Lines of data

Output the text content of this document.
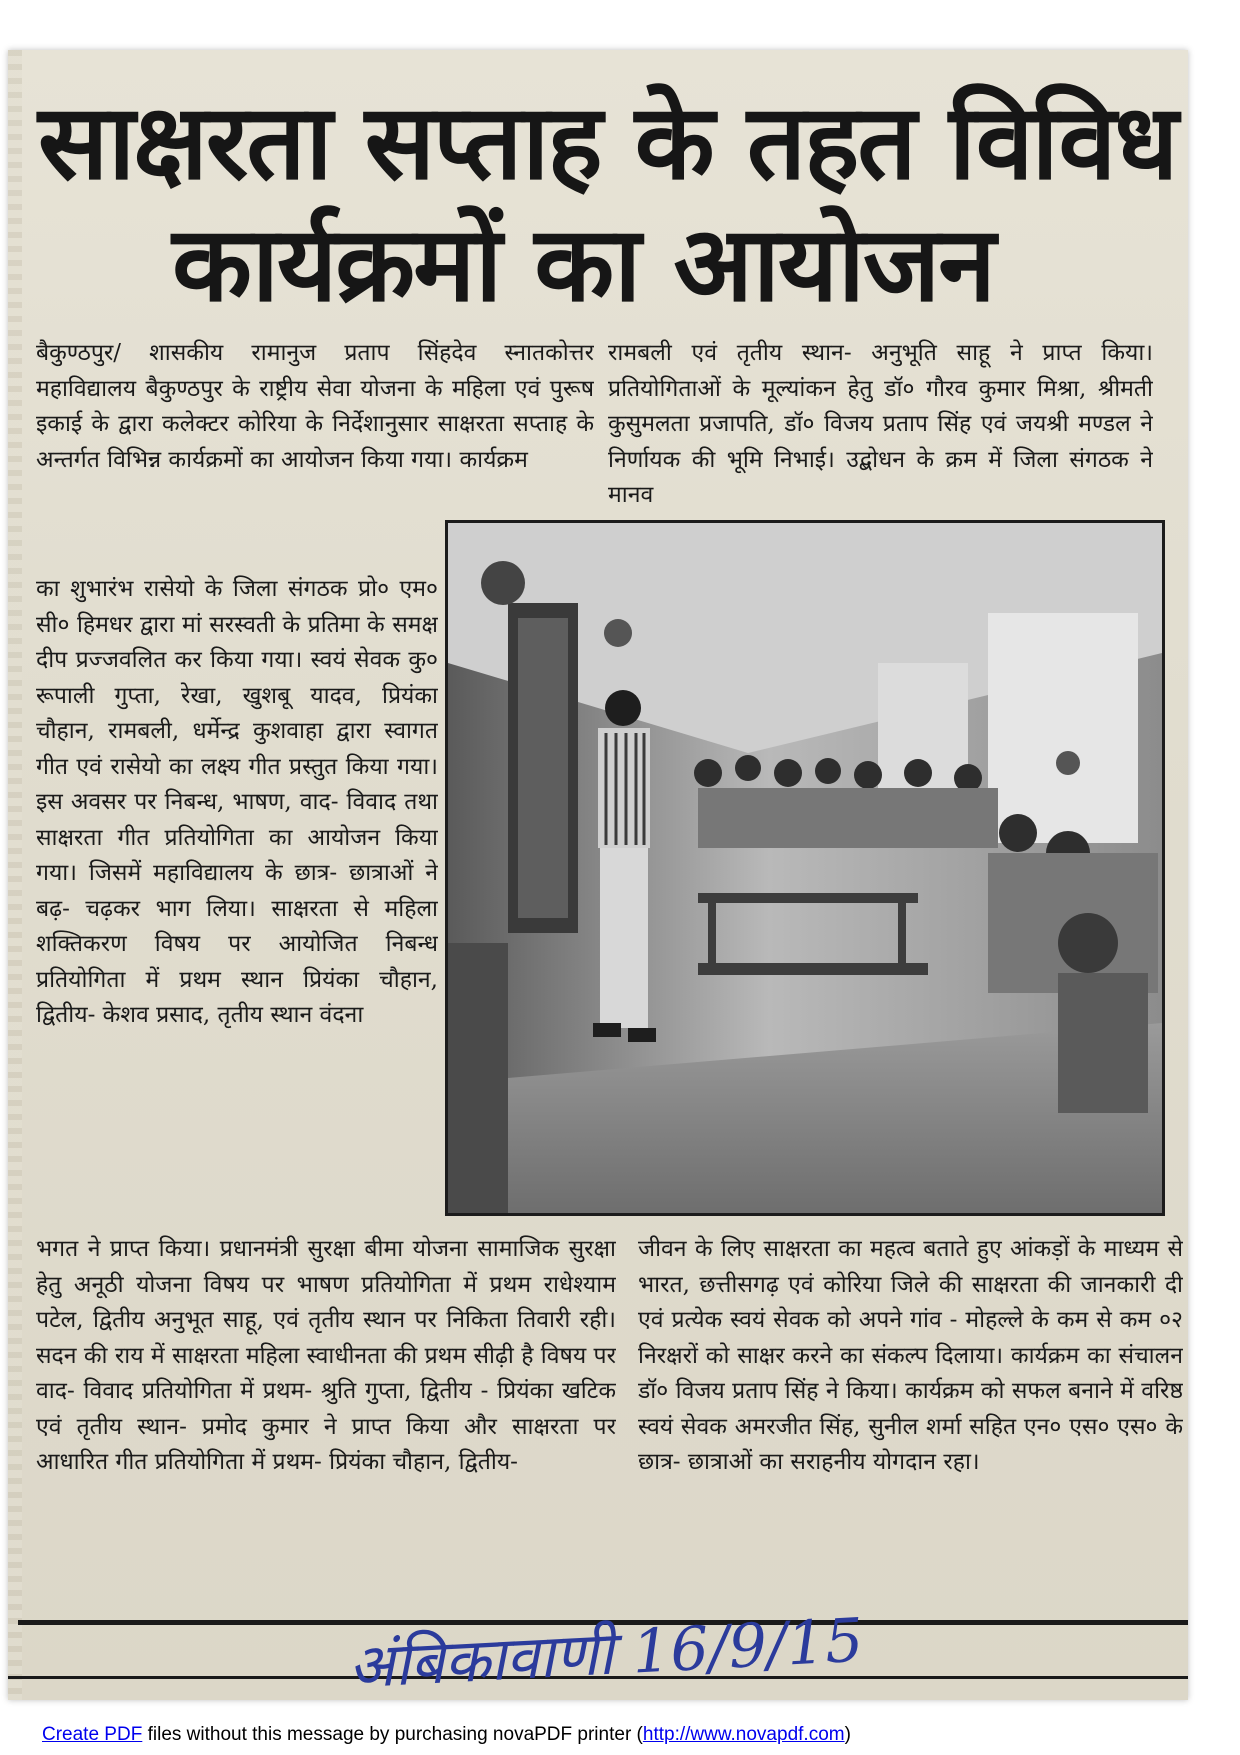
साक्षरता सप्ताह के तहत विविध
कार्यक्रमों का आयोजन

बैकुण्ठपुर/ शासकीय रामानुज प्रताप सिंहदेव स्नातकोत्तर महाविद्यालय बैकुण्ठपुर के राष्ट्रीय सेवा योजना के महिला एवं पुरूष इकाई के द्वारा कलेक्टर कोरिया के निर्देशानुसार साक्षरता सप्ताह के अन्तर्गत विभिन्न कार्यक्रमों का आयोजन किया गया। कार्यक्रम

रामबली एवं तृतीय स्थान- अनुभूति साहू ने प्राप्त किया। प्रतियोगिताओं के मूल्यांकन हेतु डॉ० गौरव कुमार मिश्रा, श्रीमती कुसुमलता प्रजापति, डॉ० विजय प्रताप सिंह एवं जयश्री मण्डल ने निर्णायक की भूमि निभाई। उद्बोधन के क्रम में जिला संगठक ने मानव

का शुभारंभ रासेयो के जिला संगठक प्रो० एम० सी० हिमधर द्वारा मां सरस्वती के प्रतिमा के समक्ष दीप प्रज्जवलित कर किया गया। स्वयं सेवक कु० रूपाली गुप्ता, रेखा, खुशबू यादव, प्रियंका चौहान, रामबली, धर्मेन्द्र कुशवाहा द्वारा स्वागत गीत एवं रासेयो का लक्ष्य गीत प्रस्तुत किया गया। इस अवसर पर निबन्ध, भाषण, वाद- विवाद तथा साक्षरता गीत प्रतियोगिता का आयोजन किया गया। जिसमें महाविद्यालय के छात्र- छात्राओं ने बढ़- चढ़कर भाग लिया। साक्षरता से महिला शक्तिकरण विषय पर आयोजित निबन्ध प्रतियोगिता में प्रथम स्थान प्रियंका चौहान, द्वितीय- केशव प्रसाद, तृतीय स्थान वंदना

भगत ने प्राप्त किया। प्रधानमंत्री सुरक्षा बीमा योजना सामाजिक सुरक्षा हेतु अनूठी योजना विषय पर भाषण प्रतियोगिता में प्रथम राधेश्याम पटेल, द्वितीय अनुभूत साहू, एवं तृतीय स्थान पर निकिता तिवारी रही। सदन की राय में साक्षरता महिला स्वाधीनता की प्रथम सीढ़ी है विषय पर वाद- विवाद प्रतियोगिता में प्रथम- श्रुति गुप्ता, द्वितीय - प्रियंका खटिक एवं तृतीय स्थान- प्रमोद कुमार ने प्राप्त किया और साक्षरता पर आधारित गीत प्रतियोगिता में प्रथम- प्रियंका चौहान, द्वितीय-

जीवन के लिए साक्षरता का महत्व बताते हुए आंकड़ों के माध्यम से भारत, छत्तीसगढ़ एवं कोरिया जिले की साक्षरता की जानकारी दी एवं प्रत्येक स्वयं सेवक को अपने गांव - मोहल्ले के कम से कम ०२ निरक्षरों को साक्षर करने का संकल्प दिलाया। कार्यक्रम का संचालन डॉ० विजय प्रताप सिंह ने किया। कार्यक्रम को सफल बनाने में वरिष्ठ स्वयं सेवक अमरजीत सिंह, सुनील शर्मा सहित एन० एस० एस० के छात्र- छात्राओं का सराहनीय योगदान रहा।

अंबिकावाणी 16/9/15
Create PDF files without this message by purchasing novaPDF printer (http://www.novapdf.com)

# Prompt
Omit the pictures and output all of the other material exactly.

# Written answer
Output the text content of this document.
साक्षरता सप्ताह के तहत विविध
कार्यक्रमों का आयोजन

बैकुण्ठपुर/ शासकीय रामानुज प्रताप सिंहदेव स्नातकोत्तर महाविद्यालय बैकुण्ठपुर के राष्ट्रीय सेवा योजना के महिला एवं पुरूष इकाई के द्वारा कलेक्टर कोरिया के निर्देशानुसार साक्षरता सप्ताह के अन्तर्गत विभिन्न कार्यक्रमों का आयोजन किया गया। कार्यक्रम

रामबली एवं तृतीय स्थान- अनुभूति साहू ने प्राप्त किया। प्रतियोगिताओं के मूल्यांकन हेतु डॉ० गौरव कुमार मिश्रा, श्रीमती कुसुमलता प्रजापति, डॉ० विजय प्रताप सिंह एवं जयश्री मण्डल ने निर्णायक की भूमि निभाई। उद्बोधन के क्रम में जिला संगठक ने मानव

का शुभारंभ रासेयो के जिला संगठक प्रो० एम० सी० हिमधर द्वारा मां सरस्वती के प्रतिमा के समक्ष दीप प्रज्जवलित कर किया गया। स्वयं सेवक कु० रूपाली गुप्ता, रेखा, खुशबू यादव, प्रियंका चौहान, रामबली, धर्मेन्द्र कुशवाहा द्वारा स्वागत गीत एवं रासेयो का लक्ष्य गीत प्रस्तुत किया गया। इस अवसर पर निबन्ध, भाषण, वाद- विवाद तथा साक्षरता गीत प्रतियोगिता का आयोजन किया गया। जिसमें महाविद्यालय के छात्र- छात्राओं ने बढ़- चढ़कर भाग लिया। साक्षरता से महिला शक्तिकरण विषय पर आयोजित निबन्ध प्रतियोगिता में प्रथम स्थान प्रियंका चौहान, द्वितीय- केशव प्रसाद, तृतीय स्थान वंदना

भगत ने प्राप्त किया। प्रधानमंत्री सुरक्षा बीमा योजना सामाजिक सुरक्षा हेतु अनूठी योजना विषय पर भाषण प्रतियोगिता में प्रथम राधेश्याम पटेल, द्वितीय अनुभूत साहू, एवं तृतीय स्थान पर निकिता तिवारी रही। सदन की राय में साक्षरता महिला स्वाधीनता की प्रथम सीढ़ी है विषय पर वाद- विवाद प्रतियोगिता में प्रथम- श्रुति गुप्ता, द्वितीय - प्रियंका खटिक एवं तृतीय स्थान- प्रमोद कुमार ने प्राप्त किया और साक्षरता पर आधारित गीत प्रतियोगिता में प्रथम- प्रियंका चौहान, द्वितीय-

जीवन के लिए साक्षरता का महत्व बताते हुए आंकड़ों के माध्यम से भारत, छत्तीसगढ़ एवं कोरिया जिले की साक्षरता की जानकारी दी एवं प्रत्येक स्वयं सेवक को अपने गांव - मोहल्ले के कम से कम ०२ निरक्षरों को साक्षर करने का संकल्प दिलाया। कार्यक्रम का संचालन डॉ० विजय प्रताप सिंह ने किया। कार्यक्रम को सफल बनाने में वरिष्ठ स्वयं सेवक अमरजीत सिंह, सुनील शर्मा सहित एन० एस० एस० के छात्र- छात्राओं का सराहनीय योगदान रहा।

अंबिकावाणी 16/9/15
Create PDF files without this message by purchasing novaPDF printer (http://www.novapdf.com)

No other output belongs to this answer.